| EXERCISE OBJECTIVE |
Take the material below and write it all out again exactly.

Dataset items

################

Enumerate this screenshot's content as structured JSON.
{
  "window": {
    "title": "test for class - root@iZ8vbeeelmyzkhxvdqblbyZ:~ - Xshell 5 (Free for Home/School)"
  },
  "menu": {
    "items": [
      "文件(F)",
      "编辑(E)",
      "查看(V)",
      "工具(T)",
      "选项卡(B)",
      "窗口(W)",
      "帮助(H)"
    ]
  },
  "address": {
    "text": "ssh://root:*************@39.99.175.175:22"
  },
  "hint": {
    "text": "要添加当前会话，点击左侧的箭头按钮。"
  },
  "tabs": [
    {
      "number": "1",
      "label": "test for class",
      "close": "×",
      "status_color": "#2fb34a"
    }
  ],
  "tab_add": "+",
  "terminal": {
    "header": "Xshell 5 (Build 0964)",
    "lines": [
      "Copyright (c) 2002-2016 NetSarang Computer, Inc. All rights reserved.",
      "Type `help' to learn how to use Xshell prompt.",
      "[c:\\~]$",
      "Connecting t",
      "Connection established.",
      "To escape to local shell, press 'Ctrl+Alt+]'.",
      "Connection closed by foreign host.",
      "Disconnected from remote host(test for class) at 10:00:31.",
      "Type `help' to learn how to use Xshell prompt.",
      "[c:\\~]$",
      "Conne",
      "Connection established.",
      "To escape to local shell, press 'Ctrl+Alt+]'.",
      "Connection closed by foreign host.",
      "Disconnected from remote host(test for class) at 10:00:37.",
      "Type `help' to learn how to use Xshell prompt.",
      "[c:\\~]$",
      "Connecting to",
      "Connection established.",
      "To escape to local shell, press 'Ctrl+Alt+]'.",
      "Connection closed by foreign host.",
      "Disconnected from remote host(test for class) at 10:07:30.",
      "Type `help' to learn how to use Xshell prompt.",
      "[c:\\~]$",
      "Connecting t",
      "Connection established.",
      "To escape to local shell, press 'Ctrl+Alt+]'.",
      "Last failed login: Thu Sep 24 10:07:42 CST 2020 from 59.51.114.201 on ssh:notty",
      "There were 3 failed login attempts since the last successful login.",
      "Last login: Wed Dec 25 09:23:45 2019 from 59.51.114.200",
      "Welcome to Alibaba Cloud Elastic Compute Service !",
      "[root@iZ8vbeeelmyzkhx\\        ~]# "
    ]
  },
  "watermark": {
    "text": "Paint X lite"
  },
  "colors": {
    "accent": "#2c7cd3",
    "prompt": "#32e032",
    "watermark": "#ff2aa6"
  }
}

################

| WRITTEN ANSWER |
Enumerate this screenshot's content as structured JSON.
{
  "window": {
    "title": "test for class - root@iZ8vbeeelmyzkhxvdqblbyZ:~ - Xshell 5 (Free for Home/School)"
  },
  "menu": {
    "items": [
      "文件(F)",
      "编辑(E)",
      "查看(V)",
      "工具(T)",
      "选项卡(B)",
      "窗口(W)",
      "帮助(H)"
    ]
  },
  "address": {
    "text": "ssh://root:*************@39.99.175.175:22"
  },
  "hint": {
    "text": "要添加当前会话，点击左侧的箭头按钮。"
  },
  "tabs": [
    {
      "number": "1",
      "label": "test for class",
      "close": "×",
      "status_color": "#2fb34a"
    }
  ],
  "tab_add": "+",
  "terminal": {
    "header": "Xshell 5 (Build 0964)",
    "lines": [
      "Copyright (c) 2002-2016 NetSarang Computer, Inc. All rights reserved.",
      "Type `help' to learn how to use Xshell prompt.",
      "[c:\\~]$",
      "Connecting t",
      "Connection established.",
      "To escape to local shell, press 'Ctrl+Alt+]'.",
      "Connection closed by foreign host.",
      "Disconnected from remote host(test for class) at 10:00:31.",
      "Type `help' to learn how to use Xshell prompt.",
      "[c:\\~]$",
      "Conne",
      "Connection established.",
      "To escape to local shell, press 'Ctrl+Alt+]'.",
      "Connection closed by foreign host.",
      "Disconnected from remote host(test for class) at 10:00:37.",
      "Type `help' to learn how to use Xshell prompt.",
      "[c:\\~]$",
      "Connecting to",
      "Connection established.",
      "To escape to local shell, press 'Ctrl+Alt+]'.",
      "Connection closed by foreign host.",
      "Disconnected from remote host(test for class) at 10:07:30.",
      "Type `help' to learn how to use Xshell prompt.",
      "[c:\\~]$",
      "Connecting t",
      "Connection established.",
      "To escape to local shell, press 'Ctrl+Alt+]'.",
      "Last failed login: Thu Sep 24 10:07:42 CST 2020 from 59.51.114.201 on ssh:notty",
      "There were 3 failed login attempts since the last successful login.",
      "Last login: Wed Dec 25 09:23:45 2019 from 59.51.114.200",
      "Welcome to Alibaba Cloud Elastic Compute Service !",
      "[root@iZ8vbeeelmyzkhx\\        ~]# "
    ]
  },
  "watermark": {
    "text": "Paint X lite"
  },
  "colors": {
    "accent": "#2c7cd3",
    "prompt": "#32e032",
    "watermark": "#ff2aa6"
  }
}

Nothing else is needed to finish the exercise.